## GIVEN PASSAGE
_ _ _ _
In Maya Gurung-Russell Campbell’s Tricolour Standard (2026), process is inseparable from material history. Deconstructed and dyed Union Jack and St George’s flags are knotted with rope, cotton, jute fibre, and military surplus materials, functioning as markers of movement, location, and contested identity. Through acts of binding and transformation, the work treats the past as something materially reconfigured rather than symbolically preserved.


Lyndon Barrois Jr.’s Trunk Show (after Henry Van de Velde & Hergé) (2025) reflects on histories of resource extraction and their influence on artistic form. Positioned within a broader narrative-driven practice, the work reframes style as a byproduct of material circulation and colonial economies, presenting the object as a fragment within an ongoing script.


Simon Moretti’s work in neon entr’acte (2022) introduces a deliberate interruption into the exhibition. Drawing on the legacy of 1970s conceptual art—particularly the text-based works of Joseph Kosuth and Lawrence Weiner—the piece foregrounds the interval itself as a site pregnant with meaning. Like these artists, Moretti uses language not simply as a caption but as the material of the artwork itself. The title also echoes Francis Picabia’s 1924 film Entr'acte, a Dadaist interlude designed to disrupt narrative continuity. 


Jhonatan Pulido’s Ebanisteria (2025-2026) revisits the streets of rural Colombia, shaped by histories of civil unrest and social fracture. Evoking gestures of repair and reconstruction, the work extends beyond the personal to implicate the collective body — a recurring concern within Pulido’s practice. Acts of making amends are materially manifest in the many strata of the painting–the subtle pentimenti that trace layers of both memory and longing.  


Margarita Gluzberg’s Green Influence 1960/2020 Mix (2023)  assembles historical pastel colour palettes sourced from the United States and Eastern Europe, producing a constellation of visual echoes extended across time. The piece functions as a form of temporal transmission, collapsing historical distance into a continuous exchange between the reanimation of a past complete with its projective and imagined futures.
_ _ _ _
## PARTS OF THE EXERCISE
(a) In the exhibition text, which 1924 film does the title of Simon Moretti's neon work echo?
(b) Please pick up the exhibition text where it stops and continue it.
The lines after this point play no part in this.
_ _ _ _
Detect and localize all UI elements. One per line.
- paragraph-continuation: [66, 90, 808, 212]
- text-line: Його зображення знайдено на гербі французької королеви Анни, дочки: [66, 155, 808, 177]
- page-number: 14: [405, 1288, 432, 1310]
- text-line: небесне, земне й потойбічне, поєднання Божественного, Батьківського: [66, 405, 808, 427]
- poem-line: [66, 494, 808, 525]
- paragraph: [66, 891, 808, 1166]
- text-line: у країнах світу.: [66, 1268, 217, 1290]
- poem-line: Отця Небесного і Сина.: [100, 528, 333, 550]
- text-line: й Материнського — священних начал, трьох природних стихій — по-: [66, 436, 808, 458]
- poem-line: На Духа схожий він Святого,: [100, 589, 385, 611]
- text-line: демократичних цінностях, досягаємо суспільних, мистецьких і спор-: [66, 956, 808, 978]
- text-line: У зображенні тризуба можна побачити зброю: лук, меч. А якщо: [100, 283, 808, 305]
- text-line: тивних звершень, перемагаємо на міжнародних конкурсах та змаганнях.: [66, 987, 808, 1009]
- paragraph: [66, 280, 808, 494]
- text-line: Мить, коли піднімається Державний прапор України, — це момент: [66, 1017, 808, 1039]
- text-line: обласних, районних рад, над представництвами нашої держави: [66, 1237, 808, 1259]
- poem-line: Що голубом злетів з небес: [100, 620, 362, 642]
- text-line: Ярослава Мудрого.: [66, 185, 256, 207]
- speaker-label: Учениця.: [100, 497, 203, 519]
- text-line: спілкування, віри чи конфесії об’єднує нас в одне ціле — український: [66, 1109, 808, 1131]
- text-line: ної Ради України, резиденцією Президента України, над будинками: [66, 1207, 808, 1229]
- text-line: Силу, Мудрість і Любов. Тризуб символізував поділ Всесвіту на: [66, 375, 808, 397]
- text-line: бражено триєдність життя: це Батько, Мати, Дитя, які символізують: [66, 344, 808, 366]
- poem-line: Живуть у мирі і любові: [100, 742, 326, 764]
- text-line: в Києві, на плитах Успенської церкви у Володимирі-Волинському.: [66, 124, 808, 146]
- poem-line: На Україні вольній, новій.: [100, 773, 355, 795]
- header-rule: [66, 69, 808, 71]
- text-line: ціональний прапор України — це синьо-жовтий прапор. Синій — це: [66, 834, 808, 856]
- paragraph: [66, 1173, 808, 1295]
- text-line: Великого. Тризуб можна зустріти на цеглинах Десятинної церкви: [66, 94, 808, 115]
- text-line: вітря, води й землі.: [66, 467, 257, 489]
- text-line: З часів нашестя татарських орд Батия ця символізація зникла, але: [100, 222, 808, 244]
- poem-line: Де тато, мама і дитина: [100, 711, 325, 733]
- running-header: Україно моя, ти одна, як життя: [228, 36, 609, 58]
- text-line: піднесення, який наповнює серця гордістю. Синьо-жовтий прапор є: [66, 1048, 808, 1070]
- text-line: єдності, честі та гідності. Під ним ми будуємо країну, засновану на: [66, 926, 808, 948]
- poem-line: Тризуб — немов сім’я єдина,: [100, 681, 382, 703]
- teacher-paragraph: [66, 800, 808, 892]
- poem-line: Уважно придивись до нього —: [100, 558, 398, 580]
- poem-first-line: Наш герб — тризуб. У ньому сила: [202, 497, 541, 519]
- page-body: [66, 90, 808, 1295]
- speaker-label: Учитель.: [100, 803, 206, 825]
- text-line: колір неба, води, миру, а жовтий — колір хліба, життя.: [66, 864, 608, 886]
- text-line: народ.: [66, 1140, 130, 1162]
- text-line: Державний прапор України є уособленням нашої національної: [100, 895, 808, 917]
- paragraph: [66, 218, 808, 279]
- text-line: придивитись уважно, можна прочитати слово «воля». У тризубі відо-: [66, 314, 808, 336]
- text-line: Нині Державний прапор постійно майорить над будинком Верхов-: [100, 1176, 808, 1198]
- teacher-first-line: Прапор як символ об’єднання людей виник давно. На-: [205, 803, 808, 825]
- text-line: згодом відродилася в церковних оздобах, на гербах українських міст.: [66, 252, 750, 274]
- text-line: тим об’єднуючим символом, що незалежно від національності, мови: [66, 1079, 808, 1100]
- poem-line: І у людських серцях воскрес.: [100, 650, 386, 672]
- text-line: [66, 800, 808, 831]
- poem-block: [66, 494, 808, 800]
_ _ _ _
## ANSWERS FOR THIS EXERCISE
(a) Francis Picabia's Dadaist film Entr'acte.

(b)
In New Leg at Roehampton (Soldier Receiving an Artificial Leg 1915) (2026), a ceramic sculpture paired with a blunted paper stump—first conceived during research at the Henry Moore Institute and later developed while in residency at The Art House in Wakefield—Terence Birch stages the disabled and debilitated body, masculinity, and aesthetic prejudice in order to question where self-worth might reside. Grounded in extensive photographic archival research at Roehampton Hospital—the site where modern prosthetics were developed in the UK in the aftermath of the First World War—Birch was drawn to images focusing on the relationship between patient and prosthetist, depicting scenes of plaster casting and the fitting of prosthetic legs, themselves sculptural processes.


Maria-Cristina Onea’s audio-visual installation Not All Birds Have Feathers (2025-2026) examines humanity’s long-standing fascination with flight, tracing the fragile boundary between reverence and conquest, emulation and control. The work unfolds in a liminal space that shifts between time and place, drawing on personal histories of migration and belonging to form a meditation on aspiration, freedom, and the weight of technological ambition. Accompanying the image carousel is an edited version of Lonesome Town by Ricky Nelson: ‘Maybe down in Lonesome Town, I can learn to forget.” quotes the song, underscoring the work’s tension between longing and loss.


Across the exhibition, the works resist singular readings, emphasising materiality and process while holding open a space of reflection. Positioned between conjunctures—historical, political, and perceptual—Between the Acts attends to the generative potential of a reflective pause as precursor to action.